▶ _What the exercise asks_
Each entry below is to be given again word for word, with no pictures.

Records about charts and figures
>>

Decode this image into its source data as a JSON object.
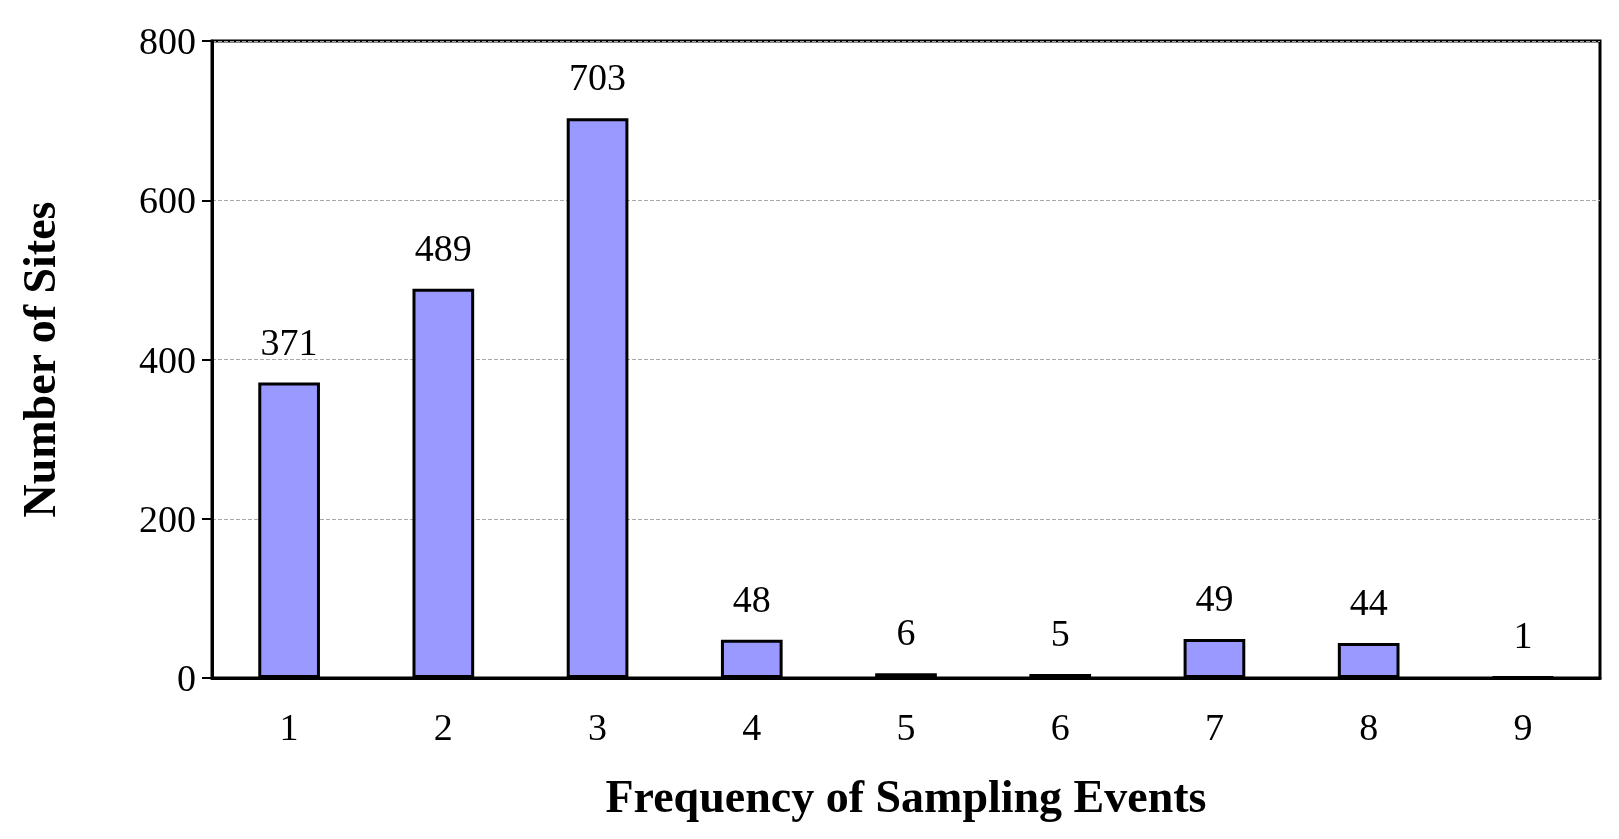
{
  "chart_data": {
    "type": "bar",
    "xlabel": "Frequency of Sampling Events",
    "ylabel": "Number of Sites",
    "categories": [
      "1",
      "2",
      "3",
      "4",
      "5",
      "6",
      "7",
      "8",
      "9"
    ],
    "values": [
      371,
      489,
      703,
      48,
      6,
      5,
      49,
      44,
      1
    ],
    "color": "#9999ff",
    "ylim": [
      0,
      800
    ],
    "yticks": [
      0,
      200,
      400,
      600,
      800
    ],
    "grid": "y",
    "data_labels": true
  }
}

<<

▶ _The completed task_
Decode this image into its source data as a JSON object.
{
  "chart_data": {
    "type": "bar",
    "xlabel": "Frequency of Sampling Events",
    "ylabel": "Number of Sites",
    "categories": [
      "1",
      "2",
      "3",
      "4",
      "5",
      "6",
      "7",
      "8",
      "9"
    ],
    "values": [
      371,
      489,
      703,
      48,
      6,
      5,
      49,
      44,
      1
    ],
    "color": "#9999ff",
    "ylim": [
      0,
      800
    ],
    "yticks": [
      0,
      200,
      400,
      600,
      800
    ],
    "grid": "y",
    "data_labels": true
  }
}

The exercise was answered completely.